= EXERCISE INSTRUCTIONS =
Keep only the lines of the data below that contain "name", and copy them.

[start of DATA SUPPLIED]

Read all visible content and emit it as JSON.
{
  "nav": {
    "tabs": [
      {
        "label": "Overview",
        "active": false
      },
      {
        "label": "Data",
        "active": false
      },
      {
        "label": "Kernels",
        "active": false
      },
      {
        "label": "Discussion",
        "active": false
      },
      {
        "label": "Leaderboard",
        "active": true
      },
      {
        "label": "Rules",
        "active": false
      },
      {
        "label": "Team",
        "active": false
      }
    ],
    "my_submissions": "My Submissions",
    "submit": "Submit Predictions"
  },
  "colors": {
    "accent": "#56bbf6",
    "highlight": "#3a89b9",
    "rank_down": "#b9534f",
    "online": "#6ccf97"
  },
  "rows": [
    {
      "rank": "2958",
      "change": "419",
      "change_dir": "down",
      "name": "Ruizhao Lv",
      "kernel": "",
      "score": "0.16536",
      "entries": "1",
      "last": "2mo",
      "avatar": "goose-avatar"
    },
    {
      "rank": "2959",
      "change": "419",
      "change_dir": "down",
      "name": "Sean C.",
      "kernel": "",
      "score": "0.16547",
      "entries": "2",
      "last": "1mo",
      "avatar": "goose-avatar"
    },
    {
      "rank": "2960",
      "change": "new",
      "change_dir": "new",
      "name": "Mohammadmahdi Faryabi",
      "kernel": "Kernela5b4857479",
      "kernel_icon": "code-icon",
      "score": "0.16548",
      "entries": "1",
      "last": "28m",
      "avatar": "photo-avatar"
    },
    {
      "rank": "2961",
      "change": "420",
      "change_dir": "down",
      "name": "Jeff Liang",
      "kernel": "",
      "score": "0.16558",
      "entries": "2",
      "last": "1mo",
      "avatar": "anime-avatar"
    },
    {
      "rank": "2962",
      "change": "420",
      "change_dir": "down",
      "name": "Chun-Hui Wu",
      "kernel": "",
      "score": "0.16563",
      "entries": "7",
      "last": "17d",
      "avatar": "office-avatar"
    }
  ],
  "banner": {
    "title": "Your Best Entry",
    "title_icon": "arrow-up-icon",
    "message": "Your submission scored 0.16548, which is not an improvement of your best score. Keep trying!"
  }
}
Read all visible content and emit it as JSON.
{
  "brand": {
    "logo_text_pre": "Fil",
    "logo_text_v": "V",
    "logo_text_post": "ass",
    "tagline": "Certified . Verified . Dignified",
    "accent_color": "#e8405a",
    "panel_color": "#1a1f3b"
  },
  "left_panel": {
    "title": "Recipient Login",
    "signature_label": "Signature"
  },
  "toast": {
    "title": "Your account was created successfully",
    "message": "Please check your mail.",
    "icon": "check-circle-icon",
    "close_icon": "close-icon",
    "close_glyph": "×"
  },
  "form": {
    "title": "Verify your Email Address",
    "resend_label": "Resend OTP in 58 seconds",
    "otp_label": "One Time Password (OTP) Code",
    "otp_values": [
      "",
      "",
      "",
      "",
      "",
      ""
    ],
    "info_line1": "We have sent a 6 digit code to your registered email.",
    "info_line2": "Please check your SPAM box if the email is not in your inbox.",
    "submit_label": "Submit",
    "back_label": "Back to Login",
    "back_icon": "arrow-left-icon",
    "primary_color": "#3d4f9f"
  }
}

[end of DATA SUPPLIED]

= PROBLEM SOLUTION =
      "name": "Ruizhao Lv",
      "name": "Sean C.",
      "name": "Mohammadmahdi Faryabi",
      "name": "Jeff Liang",
      "name": "Chun-Hui Wu",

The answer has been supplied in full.